#### [Provided data]
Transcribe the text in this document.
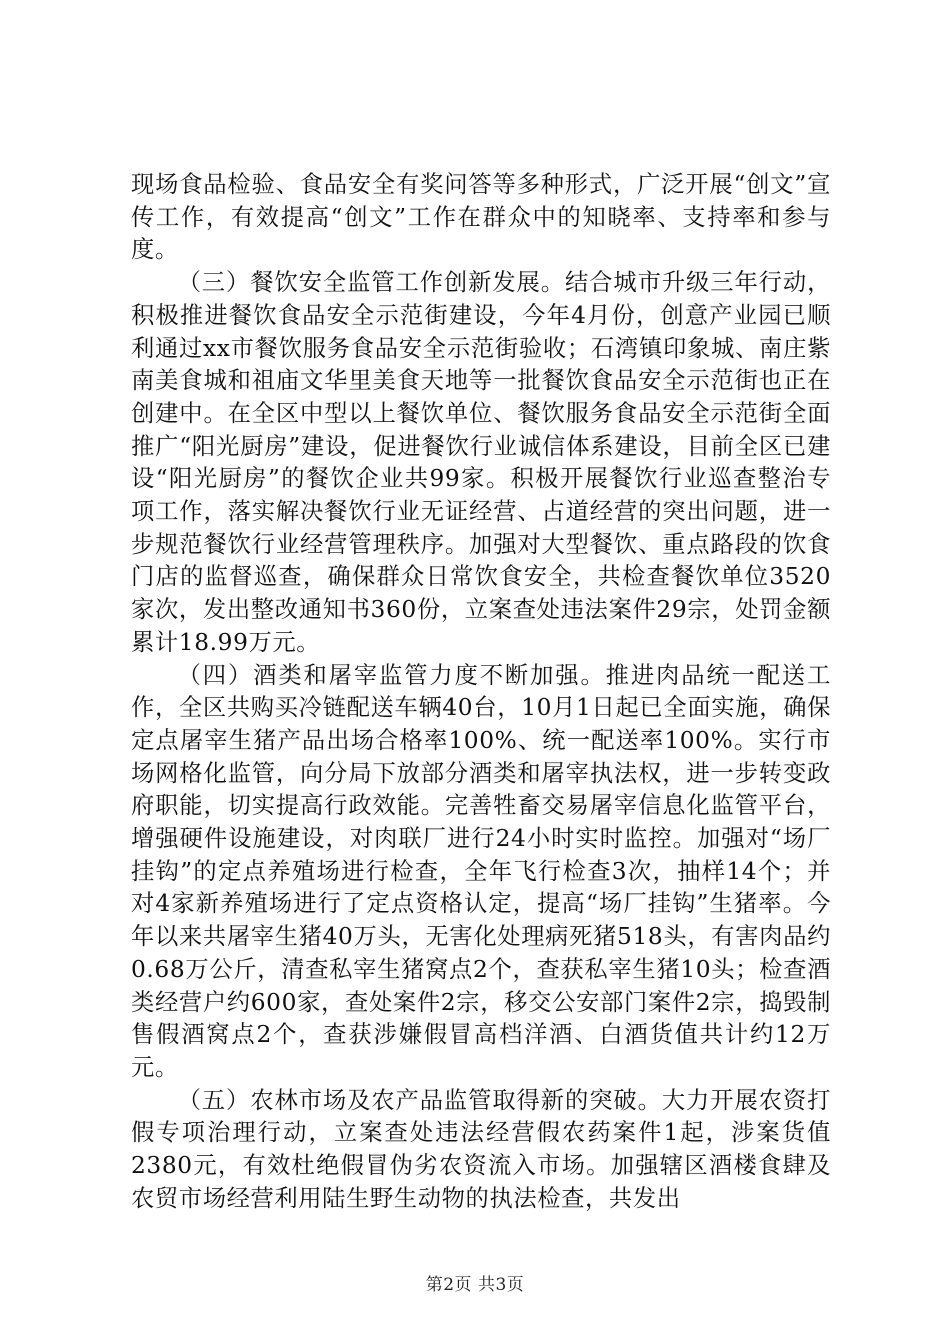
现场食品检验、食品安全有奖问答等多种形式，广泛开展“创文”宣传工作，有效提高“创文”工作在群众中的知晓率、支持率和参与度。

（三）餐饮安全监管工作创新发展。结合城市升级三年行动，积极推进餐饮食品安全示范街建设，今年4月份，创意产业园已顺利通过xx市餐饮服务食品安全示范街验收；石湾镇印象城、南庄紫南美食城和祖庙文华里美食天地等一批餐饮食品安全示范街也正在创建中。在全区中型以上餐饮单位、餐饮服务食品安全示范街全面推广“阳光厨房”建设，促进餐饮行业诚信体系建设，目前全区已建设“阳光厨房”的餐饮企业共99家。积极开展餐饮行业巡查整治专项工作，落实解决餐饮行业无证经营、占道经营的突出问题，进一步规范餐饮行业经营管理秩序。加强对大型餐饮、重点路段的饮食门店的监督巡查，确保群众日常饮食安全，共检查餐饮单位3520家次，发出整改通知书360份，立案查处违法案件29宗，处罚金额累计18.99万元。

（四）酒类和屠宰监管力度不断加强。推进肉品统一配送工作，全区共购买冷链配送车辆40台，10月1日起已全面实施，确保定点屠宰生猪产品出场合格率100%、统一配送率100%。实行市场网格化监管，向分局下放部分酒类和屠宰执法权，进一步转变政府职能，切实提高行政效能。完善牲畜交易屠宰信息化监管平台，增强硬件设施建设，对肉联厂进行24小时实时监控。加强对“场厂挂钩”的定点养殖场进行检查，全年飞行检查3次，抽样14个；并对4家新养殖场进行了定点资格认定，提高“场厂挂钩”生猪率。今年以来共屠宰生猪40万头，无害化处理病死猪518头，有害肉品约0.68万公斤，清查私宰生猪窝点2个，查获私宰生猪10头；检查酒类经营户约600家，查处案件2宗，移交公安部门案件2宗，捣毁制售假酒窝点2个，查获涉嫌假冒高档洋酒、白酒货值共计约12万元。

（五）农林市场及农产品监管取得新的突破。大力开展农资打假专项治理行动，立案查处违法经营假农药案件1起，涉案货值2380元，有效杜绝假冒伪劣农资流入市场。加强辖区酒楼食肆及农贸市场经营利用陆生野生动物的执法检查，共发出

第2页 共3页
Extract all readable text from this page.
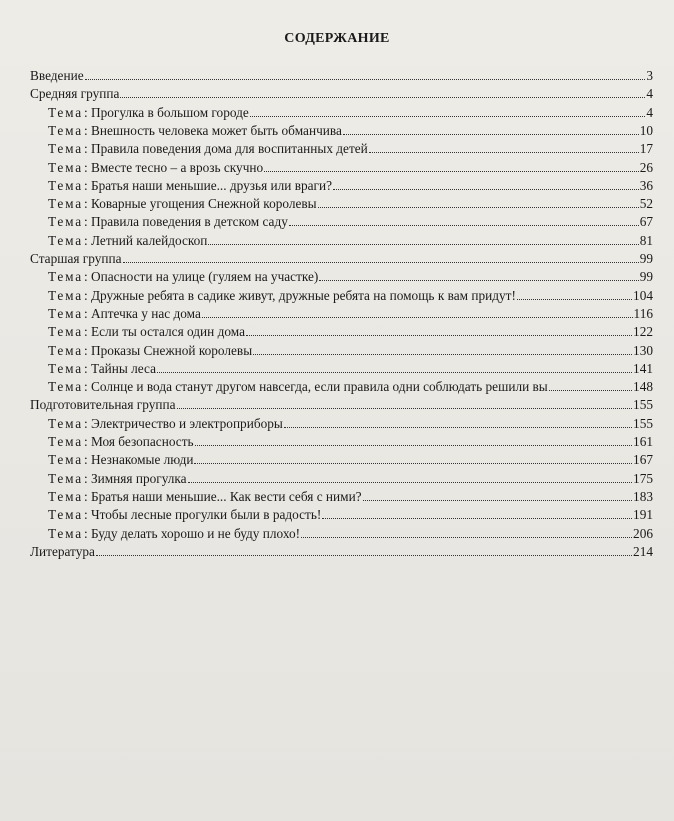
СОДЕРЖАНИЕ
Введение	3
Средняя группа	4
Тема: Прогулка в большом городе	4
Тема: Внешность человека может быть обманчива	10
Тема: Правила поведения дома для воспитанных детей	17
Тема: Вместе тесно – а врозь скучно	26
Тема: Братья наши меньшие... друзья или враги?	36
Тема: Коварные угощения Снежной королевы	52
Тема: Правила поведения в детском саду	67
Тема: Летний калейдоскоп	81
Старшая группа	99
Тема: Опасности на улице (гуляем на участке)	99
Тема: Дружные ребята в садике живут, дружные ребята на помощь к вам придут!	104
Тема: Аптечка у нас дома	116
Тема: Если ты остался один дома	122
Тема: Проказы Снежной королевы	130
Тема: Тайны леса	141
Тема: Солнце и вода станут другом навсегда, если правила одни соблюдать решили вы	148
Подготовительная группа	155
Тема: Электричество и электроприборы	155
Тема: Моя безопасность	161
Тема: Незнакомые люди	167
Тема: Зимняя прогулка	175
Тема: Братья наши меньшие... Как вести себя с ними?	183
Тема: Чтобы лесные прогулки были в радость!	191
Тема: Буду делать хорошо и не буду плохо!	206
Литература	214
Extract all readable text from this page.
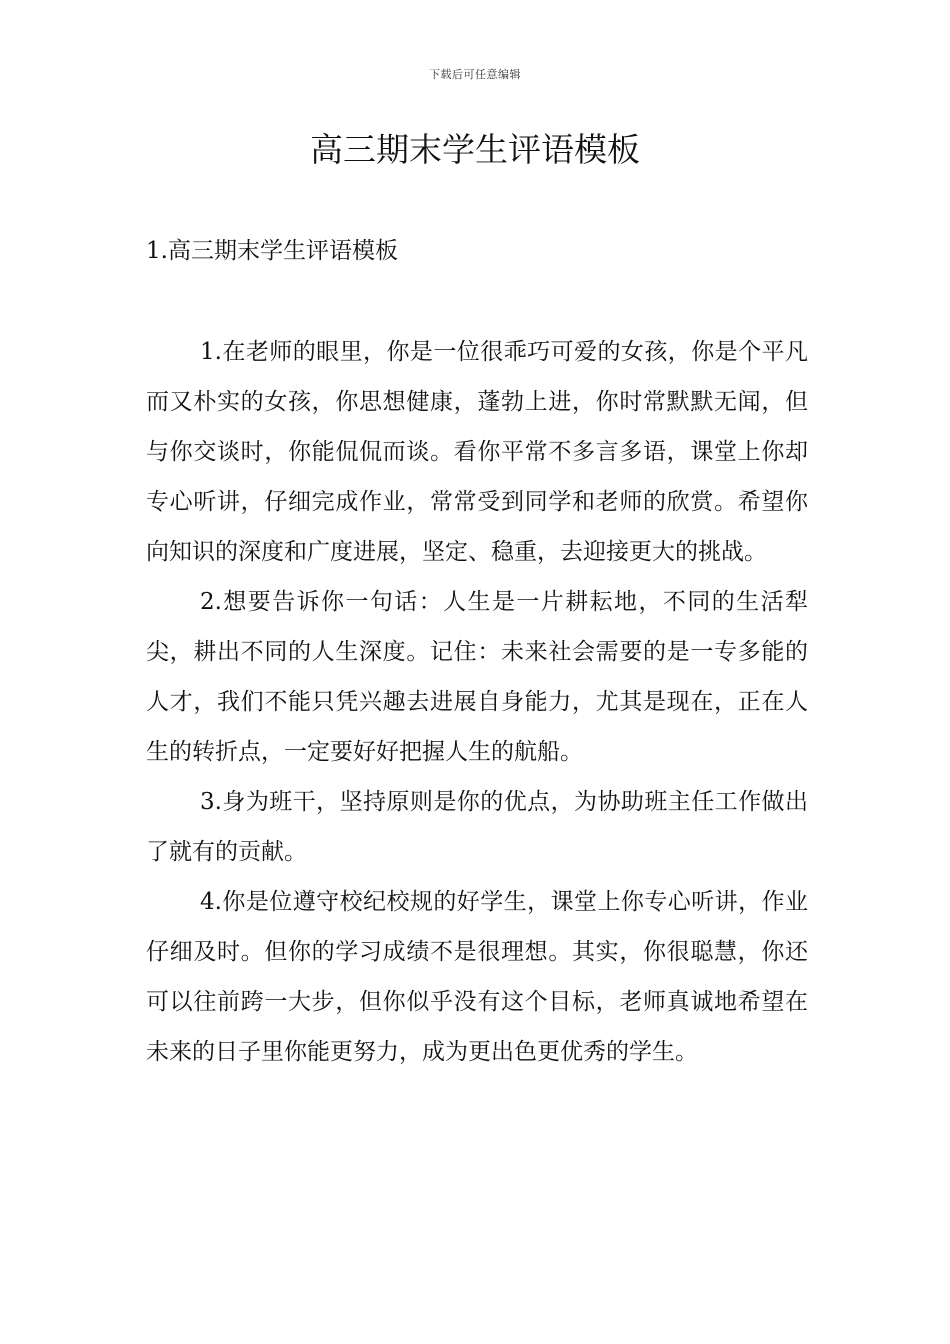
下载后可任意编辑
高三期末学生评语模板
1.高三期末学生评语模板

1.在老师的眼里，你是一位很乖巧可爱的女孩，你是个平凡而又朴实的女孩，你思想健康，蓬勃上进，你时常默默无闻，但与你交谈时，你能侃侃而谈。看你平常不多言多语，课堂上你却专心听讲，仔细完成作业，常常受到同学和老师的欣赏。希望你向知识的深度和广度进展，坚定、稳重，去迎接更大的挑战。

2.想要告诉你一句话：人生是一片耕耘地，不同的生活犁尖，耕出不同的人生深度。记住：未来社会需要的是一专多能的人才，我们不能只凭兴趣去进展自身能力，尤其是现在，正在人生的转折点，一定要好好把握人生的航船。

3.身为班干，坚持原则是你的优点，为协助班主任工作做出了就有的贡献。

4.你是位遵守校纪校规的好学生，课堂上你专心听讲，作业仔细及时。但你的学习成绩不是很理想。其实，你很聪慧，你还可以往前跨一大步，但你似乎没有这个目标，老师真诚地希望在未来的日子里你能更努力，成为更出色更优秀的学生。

#### [Goal]
Go through the records above and copy every line with the word "меньшие".

#### [The answer]
Тема: Братья наши меньшие... друзья или враги?	36
Тема: Братья наши меньшие... Как вести себя с ними?	183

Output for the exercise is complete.